• **STATED PROBLEM**:
From the listing below, extract every line containing "FOTBOLL".

┌────────

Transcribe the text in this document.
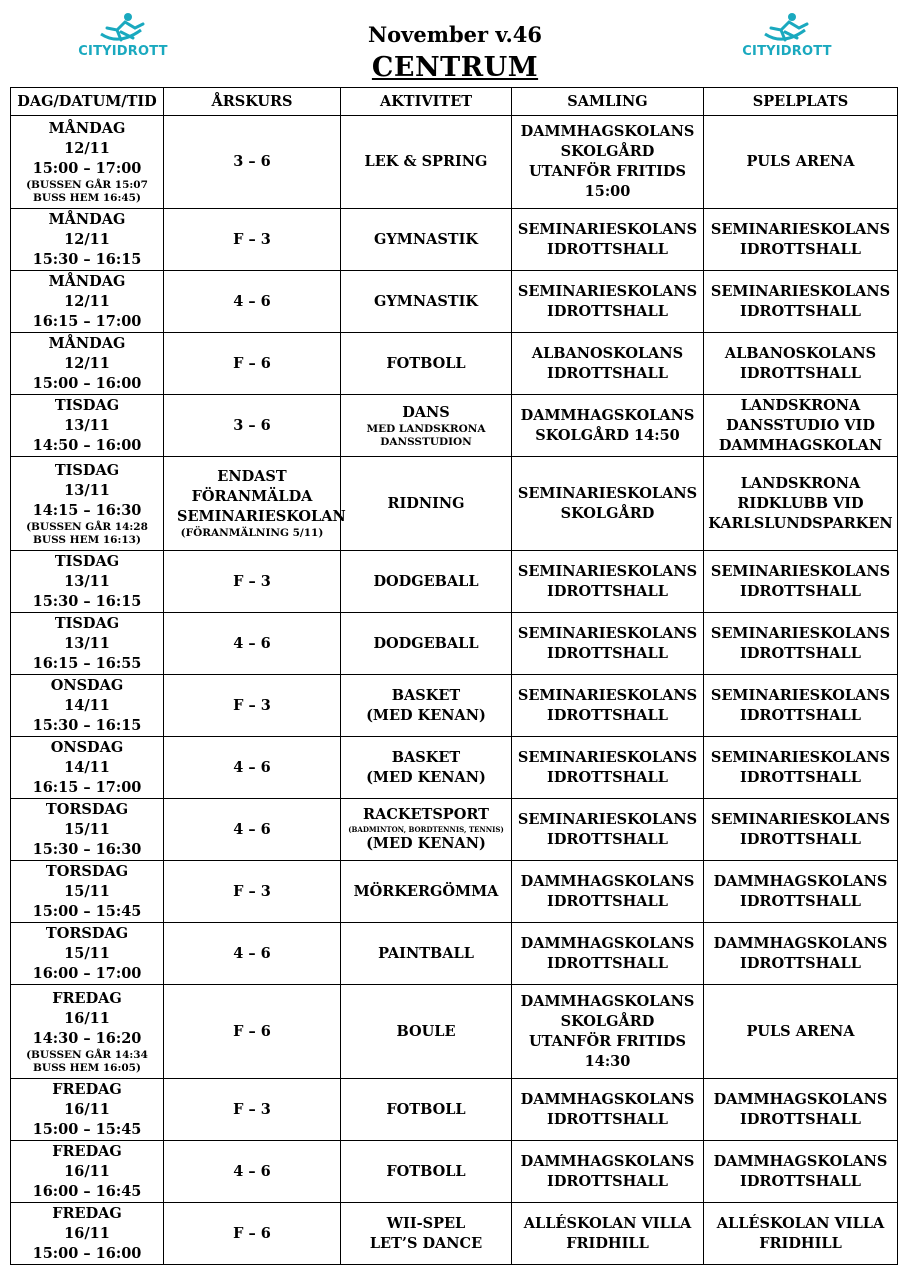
CITYIDROTT	CITYIDROTT
November v.46
CENTRUM
DAG/DATUM/TID	ÅRSKURS	AKTIVITET	SAMLING	SPELPLATS

MÅNDAG
12/11
15:00 – 17:00
(BUSSEN GÅR 15:07
BUSS HEM 16:45)	3 – 6	LEK & SPRING	DAMMHAGSKOLANS SKOLGÅRD UTANFÖR FRITIDS 15:00	PULS ARENA

MÅNDAG
12/11
15:30 – 16:15	F – 3	GYMNASTIK	SEMINARIESKOLANS IDROTTSHALL	SEMINARIESKOLANS IDROTTSHALL

MÅNDAG
12/11
16:15 – 17:00	4 – 6	GYMNASTIK	SEMINARIESKOLANS IDROTTSHALL	SEMINARIESKOLANS IDROTTSHALL

MÅNDAG
12/11
15:00 – 16:00	F – 6	FOTBOLL	ALBANOSKOLANS IDROTTSHALL	ALBANOSKOLANS IDROTTSHALL

TISDAG
13/11
14:50 – 16:00	3 – 6	DANS
MED LANDSKRONA DANSSTUDION	DAMMHAGSKOLANS SKOLGÅRD 14:50	LANDSKRONA DANSSTUDIO VID DAMMHAGSKOLAN

TISDAG
13/11
14:15 – 16:30
(BUSSEN GÅR 14:28
BUSS HEM 16:13)	ENDAST FÖRANMÄLDA SEMINARIESKOLAN
(FÖRANMÄLNING 5/11)	RIDNING	SEMINARIESKOLANS SKOLGÅRD	LANDSKRONA RIDKLUBB VID KARLSLUNDSPARKEN

TISDAG
13/11
15:30 – 16:15	F – 3	DODGEBALL	SEMINARIESKOLANS IDROTTSHALL	SEMINARIESKOLANS IDROTTSHALL

TISDAG
13/11
16:15 – 16:55	4 – 6	DODGEBALL	SEMINARIESKOLANS IDROTTSHALL	SEMINARIESKOLANS IDROTTSHALL

ONSDAG
14/11
15:30 – 16:15	F – 3	BASKET
(MED KENAN)	SEMINARIESKOLANS IDROTTSHALL	SEMINARIESKOLANS IDROTTSHALL

ONSDAG
14/11
16:15 – 17:00	4 – 6	BASKET
(MED KENAN)	SEMINARIESKOLANS IDROTTSHALL	SEMINARIESKOLANS IDROTTSHALL

TORSDAG
15/11
15:30 – 16:30	4 – 6	RACKETSPORT
(BADMINTON, BORDTENNIS, TENNIS)
(MED KENAN)	SEMINARIESKOLANS IDROTTSHALL	SEMINARIESKOLANS IDROTTSHALL

TORSDAG
15/11
15:00 – 15:45	F – 3	MÖRKERGÖMMA	DAMMHAGSKOLANS IDROTTSHALL	DAMMHAGSKOLANS IDROTTSHALL

TORSDAG
15/11
16:00 – 17:00	4 – 6	PAINTBALL	DAMMHAGSKOLANS IDROTTSHALL	DAMMHAGSKOLANS IDROTTSHALL

FREDAG
16/11
14:30 – 16:20
(BUSSEN GÅR 14:34
BUSS HEM 16:05)	F – 6	BOULE	DAMMHAGSKOLANS SKOLGÅRD UTANFÖR FRITIDS 14:30	PULS ARENA

FREDAG
16/11
15:00 – 15:45	F – 3	FOTBOLL	DAMMHAGSKOLANS IDROTTSHALL	DAMMHAGSKOLANS IDROTTSHALL

FREDAG
16/11
16:00 – 16:45	4 – 6	FOTBOLL	DAMMHAGSKOLANS IDROTTSHALL	DAMMHAGSKOLANS IDROTTSHALL

FREDAG
16/11
15:00 – 16:00	F – 6	WII-SPEL
LET’S DANCE	ALLÉSKOLAN VILLA FRIDHILL	ALLÉSKOLAN VILLA FRIDHILL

└────────

• **FINAL RESULT**:
15:00 – 16:00	F – 6	FOTBOLL	ALBANOSKOLANS IDROTTSHALL	ALBANOSKOLANS IDROTTSHALL
15:00 – 15:45	F – 3	FOTBOLL	DAMMHAGSKOLANS IDROTTSHALL	DAMMHAGSKOLANS IDROTTSHALL
16:00 – 16:45	4 – 6	FOTBOLL	DAMMHAGSKOLANS IDROTTSHALL	DAMMHAGSKOLANS IDROTTSHALL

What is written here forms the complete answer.